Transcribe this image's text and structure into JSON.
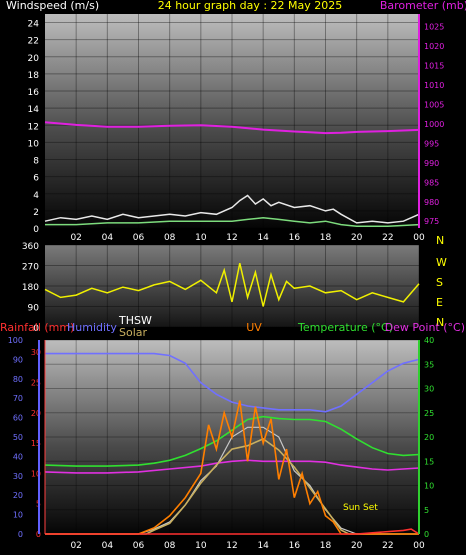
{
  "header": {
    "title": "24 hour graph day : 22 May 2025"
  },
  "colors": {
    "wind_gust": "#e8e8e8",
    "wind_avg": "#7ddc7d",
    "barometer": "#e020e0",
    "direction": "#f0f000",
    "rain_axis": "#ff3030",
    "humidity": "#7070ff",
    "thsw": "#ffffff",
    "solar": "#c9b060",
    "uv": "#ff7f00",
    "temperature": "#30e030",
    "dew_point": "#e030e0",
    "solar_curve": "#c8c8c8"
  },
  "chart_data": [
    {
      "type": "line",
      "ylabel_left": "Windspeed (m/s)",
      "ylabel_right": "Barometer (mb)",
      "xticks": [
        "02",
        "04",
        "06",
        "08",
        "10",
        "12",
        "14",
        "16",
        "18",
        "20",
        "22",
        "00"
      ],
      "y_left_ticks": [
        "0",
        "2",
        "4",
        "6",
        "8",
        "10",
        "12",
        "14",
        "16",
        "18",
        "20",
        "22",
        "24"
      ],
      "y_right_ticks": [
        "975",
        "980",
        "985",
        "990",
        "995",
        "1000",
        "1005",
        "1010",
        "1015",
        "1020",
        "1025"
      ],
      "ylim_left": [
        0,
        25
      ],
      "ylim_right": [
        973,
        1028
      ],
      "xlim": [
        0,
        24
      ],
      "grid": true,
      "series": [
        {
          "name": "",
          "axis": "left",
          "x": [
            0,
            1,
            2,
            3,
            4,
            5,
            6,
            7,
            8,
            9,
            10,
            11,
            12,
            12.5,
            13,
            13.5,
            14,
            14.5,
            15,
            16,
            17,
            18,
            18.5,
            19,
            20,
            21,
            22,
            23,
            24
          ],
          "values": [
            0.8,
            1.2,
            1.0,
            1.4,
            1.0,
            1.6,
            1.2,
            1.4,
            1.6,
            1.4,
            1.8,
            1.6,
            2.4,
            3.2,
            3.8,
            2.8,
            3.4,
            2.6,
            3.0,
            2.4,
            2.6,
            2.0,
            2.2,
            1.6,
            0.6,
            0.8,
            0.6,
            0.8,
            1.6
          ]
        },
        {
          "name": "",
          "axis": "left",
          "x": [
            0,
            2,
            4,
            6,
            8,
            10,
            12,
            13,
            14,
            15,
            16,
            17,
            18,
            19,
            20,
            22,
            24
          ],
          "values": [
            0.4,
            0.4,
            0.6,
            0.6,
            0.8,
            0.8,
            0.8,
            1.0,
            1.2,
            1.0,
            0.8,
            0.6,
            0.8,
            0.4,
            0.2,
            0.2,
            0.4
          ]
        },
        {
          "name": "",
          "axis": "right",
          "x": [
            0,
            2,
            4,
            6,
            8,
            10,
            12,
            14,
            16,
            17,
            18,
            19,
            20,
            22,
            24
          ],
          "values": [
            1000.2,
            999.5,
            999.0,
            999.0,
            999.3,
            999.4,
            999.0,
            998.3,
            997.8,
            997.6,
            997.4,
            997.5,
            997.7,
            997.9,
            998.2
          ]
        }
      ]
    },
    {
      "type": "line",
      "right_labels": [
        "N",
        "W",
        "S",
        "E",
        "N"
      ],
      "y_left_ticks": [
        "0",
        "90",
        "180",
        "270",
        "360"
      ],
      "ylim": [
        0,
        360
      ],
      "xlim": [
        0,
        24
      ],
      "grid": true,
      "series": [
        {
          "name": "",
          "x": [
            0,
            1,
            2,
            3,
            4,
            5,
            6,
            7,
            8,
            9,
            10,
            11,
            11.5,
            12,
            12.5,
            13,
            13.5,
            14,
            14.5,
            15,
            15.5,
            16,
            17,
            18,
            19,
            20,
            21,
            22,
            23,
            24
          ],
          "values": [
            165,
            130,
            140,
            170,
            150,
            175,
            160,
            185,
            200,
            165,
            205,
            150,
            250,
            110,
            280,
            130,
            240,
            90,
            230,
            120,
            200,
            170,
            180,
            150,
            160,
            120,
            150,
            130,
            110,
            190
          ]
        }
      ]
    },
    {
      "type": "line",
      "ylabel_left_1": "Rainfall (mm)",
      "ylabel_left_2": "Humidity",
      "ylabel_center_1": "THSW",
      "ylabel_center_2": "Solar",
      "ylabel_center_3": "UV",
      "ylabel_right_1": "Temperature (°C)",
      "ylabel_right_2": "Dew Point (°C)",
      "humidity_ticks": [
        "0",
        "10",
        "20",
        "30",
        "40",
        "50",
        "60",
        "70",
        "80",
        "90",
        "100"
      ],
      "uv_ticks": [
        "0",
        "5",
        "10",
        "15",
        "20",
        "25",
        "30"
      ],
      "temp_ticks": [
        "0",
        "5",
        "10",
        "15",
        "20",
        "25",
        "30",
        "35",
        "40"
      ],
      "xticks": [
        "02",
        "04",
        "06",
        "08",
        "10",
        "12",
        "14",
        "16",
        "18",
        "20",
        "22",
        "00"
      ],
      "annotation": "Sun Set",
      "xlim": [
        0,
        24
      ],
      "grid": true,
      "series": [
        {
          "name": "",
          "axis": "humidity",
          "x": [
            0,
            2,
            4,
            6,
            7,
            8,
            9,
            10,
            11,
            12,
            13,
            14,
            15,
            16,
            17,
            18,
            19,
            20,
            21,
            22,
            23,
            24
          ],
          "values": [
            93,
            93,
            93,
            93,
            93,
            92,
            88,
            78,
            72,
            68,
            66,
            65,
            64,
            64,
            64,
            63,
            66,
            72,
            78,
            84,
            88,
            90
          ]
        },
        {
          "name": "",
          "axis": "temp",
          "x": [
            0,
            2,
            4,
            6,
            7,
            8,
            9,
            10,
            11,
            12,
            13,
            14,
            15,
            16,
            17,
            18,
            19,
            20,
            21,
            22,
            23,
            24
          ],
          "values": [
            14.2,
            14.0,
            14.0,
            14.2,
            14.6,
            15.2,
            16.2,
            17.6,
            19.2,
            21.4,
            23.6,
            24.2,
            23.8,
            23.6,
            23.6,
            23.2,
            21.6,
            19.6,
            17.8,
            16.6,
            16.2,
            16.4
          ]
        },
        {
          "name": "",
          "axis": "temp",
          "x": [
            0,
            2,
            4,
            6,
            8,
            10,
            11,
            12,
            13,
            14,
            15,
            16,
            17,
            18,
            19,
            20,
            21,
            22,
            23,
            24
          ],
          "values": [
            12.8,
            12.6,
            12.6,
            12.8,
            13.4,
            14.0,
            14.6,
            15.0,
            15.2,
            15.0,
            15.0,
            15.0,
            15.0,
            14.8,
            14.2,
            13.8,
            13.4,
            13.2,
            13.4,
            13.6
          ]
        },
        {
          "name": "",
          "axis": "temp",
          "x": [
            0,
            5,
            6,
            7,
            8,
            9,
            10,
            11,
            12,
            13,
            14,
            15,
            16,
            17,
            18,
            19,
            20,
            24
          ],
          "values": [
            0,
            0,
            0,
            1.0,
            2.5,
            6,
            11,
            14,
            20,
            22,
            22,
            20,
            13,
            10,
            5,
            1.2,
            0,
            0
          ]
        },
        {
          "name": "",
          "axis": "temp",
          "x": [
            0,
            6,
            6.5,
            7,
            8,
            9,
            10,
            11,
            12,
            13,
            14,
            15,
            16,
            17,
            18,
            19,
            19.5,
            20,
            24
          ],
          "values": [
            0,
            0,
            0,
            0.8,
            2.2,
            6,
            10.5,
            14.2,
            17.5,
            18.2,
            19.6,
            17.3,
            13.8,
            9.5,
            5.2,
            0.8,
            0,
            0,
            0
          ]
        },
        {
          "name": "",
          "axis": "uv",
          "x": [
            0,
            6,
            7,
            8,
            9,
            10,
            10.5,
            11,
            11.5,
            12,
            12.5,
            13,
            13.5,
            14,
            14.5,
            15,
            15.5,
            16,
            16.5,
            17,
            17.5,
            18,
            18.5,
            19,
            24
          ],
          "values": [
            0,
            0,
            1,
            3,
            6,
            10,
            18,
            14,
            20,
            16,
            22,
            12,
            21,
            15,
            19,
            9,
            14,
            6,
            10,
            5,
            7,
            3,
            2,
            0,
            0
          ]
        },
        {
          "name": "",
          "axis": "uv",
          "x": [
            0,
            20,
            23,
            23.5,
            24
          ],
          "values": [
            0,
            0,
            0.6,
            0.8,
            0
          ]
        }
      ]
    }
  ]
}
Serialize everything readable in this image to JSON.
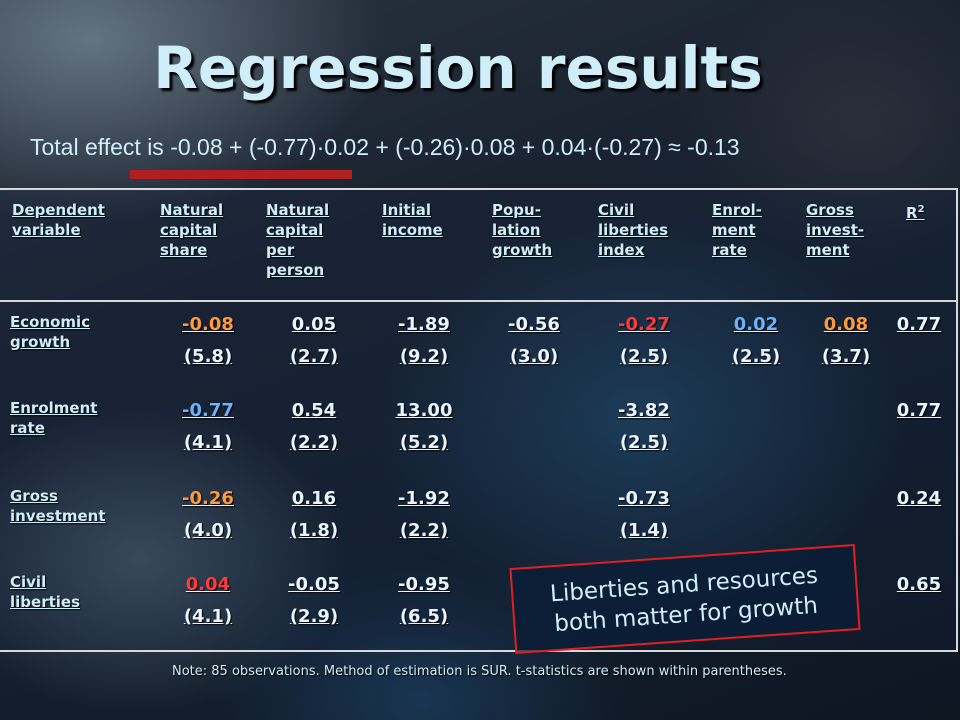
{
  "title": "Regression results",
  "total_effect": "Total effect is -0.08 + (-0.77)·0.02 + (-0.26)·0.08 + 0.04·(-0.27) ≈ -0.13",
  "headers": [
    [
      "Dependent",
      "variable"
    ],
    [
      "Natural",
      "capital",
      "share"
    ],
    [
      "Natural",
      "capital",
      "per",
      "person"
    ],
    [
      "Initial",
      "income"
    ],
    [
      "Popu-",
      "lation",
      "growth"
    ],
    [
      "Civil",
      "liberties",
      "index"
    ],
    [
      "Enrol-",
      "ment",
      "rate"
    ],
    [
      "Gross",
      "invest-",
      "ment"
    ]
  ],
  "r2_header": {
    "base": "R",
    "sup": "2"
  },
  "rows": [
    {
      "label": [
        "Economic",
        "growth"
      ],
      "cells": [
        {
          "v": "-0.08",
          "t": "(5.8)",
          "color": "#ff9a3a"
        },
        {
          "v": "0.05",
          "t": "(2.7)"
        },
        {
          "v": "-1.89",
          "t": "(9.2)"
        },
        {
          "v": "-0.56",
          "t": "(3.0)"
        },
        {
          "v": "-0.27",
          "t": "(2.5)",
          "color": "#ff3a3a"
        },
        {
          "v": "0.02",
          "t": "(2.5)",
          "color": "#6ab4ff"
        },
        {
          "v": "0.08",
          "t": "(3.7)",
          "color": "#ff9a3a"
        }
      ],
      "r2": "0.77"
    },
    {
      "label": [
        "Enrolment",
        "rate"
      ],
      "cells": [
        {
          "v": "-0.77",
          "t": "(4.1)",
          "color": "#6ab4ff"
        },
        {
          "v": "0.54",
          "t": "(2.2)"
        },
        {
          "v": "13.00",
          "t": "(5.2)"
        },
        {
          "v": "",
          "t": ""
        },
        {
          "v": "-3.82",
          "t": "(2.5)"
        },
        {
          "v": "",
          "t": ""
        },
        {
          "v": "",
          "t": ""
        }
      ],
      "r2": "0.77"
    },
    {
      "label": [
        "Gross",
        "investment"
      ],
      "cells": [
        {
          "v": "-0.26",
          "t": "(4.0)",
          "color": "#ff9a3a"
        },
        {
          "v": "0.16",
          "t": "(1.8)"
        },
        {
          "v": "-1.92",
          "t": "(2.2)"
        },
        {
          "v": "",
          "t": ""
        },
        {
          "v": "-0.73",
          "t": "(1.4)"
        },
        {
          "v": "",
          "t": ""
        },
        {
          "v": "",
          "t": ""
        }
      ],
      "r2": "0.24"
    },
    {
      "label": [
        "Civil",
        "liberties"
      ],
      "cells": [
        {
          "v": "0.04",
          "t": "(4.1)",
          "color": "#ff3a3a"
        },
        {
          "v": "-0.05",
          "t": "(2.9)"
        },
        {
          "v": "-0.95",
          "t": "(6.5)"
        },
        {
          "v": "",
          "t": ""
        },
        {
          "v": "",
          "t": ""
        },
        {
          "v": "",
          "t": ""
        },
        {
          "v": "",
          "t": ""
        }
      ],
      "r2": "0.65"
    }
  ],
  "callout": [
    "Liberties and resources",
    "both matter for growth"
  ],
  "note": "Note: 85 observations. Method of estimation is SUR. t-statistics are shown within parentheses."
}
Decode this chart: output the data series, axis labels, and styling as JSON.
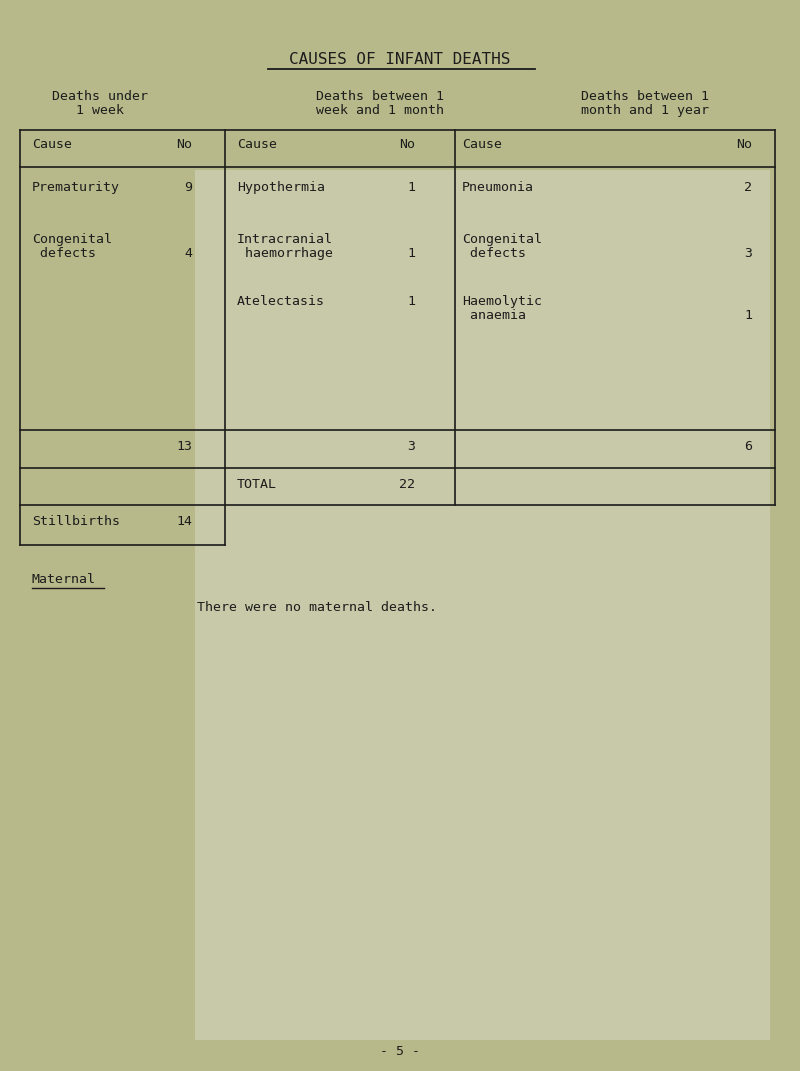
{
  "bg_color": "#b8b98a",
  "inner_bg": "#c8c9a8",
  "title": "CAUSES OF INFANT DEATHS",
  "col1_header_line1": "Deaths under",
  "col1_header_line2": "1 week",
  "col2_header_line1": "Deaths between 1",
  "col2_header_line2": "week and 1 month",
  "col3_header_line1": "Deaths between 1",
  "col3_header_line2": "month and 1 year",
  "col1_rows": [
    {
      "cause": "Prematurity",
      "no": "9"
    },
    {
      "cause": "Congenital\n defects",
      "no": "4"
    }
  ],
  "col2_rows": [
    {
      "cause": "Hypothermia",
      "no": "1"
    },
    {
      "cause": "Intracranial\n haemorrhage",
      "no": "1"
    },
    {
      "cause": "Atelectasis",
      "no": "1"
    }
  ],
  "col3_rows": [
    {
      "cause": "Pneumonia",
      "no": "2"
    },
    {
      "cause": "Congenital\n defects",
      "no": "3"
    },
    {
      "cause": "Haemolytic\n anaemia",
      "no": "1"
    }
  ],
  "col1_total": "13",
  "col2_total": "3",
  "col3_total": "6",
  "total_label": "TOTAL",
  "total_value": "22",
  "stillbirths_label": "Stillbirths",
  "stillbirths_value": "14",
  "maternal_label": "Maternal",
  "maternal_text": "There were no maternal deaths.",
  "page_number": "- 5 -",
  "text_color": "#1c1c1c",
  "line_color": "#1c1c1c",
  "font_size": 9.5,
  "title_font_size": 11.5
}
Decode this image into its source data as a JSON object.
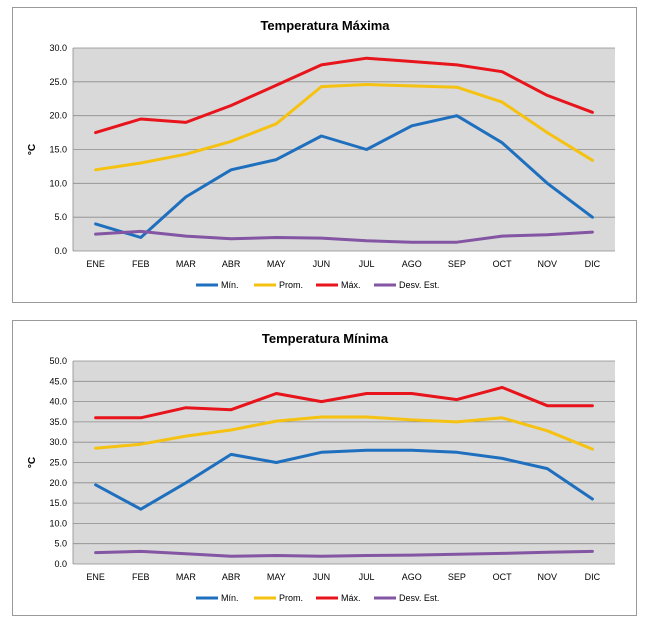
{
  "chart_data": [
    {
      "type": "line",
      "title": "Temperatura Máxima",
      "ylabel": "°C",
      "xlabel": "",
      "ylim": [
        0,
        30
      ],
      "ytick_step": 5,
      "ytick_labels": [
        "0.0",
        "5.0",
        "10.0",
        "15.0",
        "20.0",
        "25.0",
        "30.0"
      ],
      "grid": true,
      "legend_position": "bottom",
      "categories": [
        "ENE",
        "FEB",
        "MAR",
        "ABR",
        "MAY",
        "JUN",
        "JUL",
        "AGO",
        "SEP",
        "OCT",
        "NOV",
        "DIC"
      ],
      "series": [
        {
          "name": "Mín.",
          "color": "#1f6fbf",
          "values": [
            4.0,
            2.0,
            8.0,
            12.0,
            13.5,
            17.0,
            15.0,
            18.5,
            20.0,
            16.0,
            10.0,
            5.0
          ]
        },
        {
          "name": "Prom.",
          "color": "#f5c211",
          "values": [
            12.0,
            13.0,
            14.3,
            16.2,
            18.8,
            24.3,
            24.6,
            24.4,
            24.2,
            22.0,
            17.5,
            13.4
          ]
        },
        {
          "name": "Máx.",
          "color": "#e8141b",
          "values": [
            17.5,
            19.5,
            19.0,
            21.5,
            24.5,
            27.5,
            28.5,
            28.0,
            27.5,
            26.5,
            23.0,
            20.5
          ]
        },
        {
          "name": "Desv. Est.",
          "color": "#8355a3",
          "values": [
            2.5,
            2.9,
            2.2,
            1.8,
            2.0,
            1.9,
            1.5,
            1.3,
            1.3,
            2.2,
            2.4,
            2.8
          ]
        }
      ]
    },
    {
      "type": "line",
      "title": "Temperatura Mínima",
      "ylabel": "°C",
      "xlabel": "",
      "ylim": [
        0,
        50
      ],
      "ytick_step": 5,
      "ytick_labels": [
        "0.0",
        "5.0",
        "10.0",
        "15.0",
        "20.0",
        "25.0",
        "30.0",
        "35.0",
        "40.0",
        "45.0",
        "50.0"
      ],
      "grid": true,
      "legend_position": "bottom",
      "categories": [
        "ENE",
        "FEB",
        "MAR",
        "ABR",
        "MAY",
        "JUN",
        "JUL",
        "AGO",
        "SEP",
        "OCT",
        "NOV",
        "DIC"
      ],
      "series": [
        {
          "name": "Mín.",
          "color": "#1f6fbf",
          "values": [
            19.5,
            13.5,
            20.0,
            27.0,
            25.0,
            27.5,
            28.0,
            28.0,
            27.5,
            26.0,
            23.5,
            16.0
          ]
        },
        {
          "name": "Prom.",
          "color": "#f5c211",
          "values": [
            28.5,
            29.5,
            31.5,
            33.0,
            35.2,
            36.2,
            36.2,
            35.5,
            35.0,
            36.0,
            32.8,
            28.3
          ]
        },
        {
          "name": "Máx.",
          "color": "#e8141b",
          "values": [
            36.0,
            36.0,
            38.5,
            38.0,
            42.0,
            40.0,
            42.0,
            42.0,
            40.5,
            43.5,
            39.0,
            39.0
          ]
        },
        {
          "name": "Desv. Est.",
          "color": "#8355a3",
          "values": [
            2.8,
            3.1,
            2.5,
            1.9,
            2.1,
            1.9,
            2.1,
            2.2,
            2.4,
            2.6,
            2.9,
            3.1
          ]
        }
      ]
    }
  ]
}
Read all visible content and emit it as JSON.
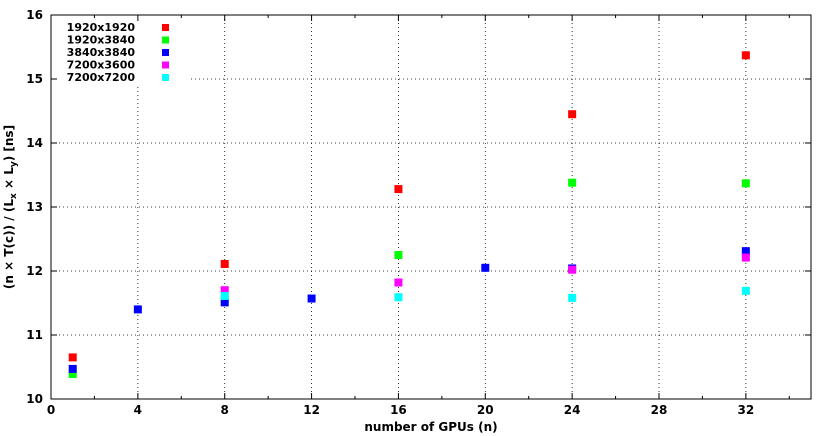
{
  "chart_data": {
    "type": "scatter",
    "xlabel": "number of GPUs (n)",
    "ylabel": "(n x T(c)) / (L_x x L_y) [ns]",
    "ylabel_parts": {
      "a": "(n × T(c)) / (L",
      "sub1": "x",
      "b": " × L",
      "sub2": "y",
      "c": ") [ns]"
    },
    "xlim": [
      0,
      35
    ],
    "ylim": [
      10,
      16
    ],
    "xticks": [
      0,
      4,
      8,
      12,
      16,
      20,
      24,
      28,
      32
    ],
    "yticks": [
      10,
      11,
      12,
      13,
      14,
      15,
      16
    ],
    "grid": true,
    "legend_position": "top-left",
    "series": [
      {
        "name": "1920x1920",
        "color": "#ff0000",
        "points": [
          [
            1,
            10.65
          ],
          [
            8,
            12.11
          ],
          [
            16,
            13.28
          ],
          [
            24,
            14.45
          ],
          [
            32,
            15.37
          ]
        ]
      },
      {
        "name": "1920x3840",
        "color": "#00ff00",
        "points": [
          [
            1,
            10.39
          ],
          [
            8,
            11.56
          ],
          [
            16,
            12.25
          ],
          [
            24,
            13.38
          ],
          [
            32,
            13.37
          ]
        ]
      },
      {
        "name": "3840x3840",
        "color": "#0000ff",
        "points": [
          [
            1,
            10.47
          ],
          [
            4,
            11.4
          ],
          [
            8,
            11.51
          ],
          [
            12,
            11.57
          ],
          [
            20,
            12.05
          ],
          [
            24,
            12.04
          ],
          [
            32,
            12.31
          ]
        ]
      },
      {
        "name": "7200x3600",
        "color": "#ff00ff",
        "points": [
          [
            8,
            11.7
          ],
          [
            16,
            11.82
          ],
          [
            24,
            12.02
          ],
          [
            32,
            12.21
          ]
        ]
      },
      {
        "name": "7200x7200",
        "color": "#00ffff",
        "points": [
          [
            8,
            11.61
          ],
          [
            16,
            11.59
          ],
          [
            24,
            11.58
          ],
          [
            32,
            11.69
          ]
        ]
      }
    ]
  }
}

_Exercise prompt:_
From the data above, copy each line where the string "week" appears.

_Answer to the task:_
  "col1_header_line2": "1 week",
  "col2_header_line2": "week and 1 month",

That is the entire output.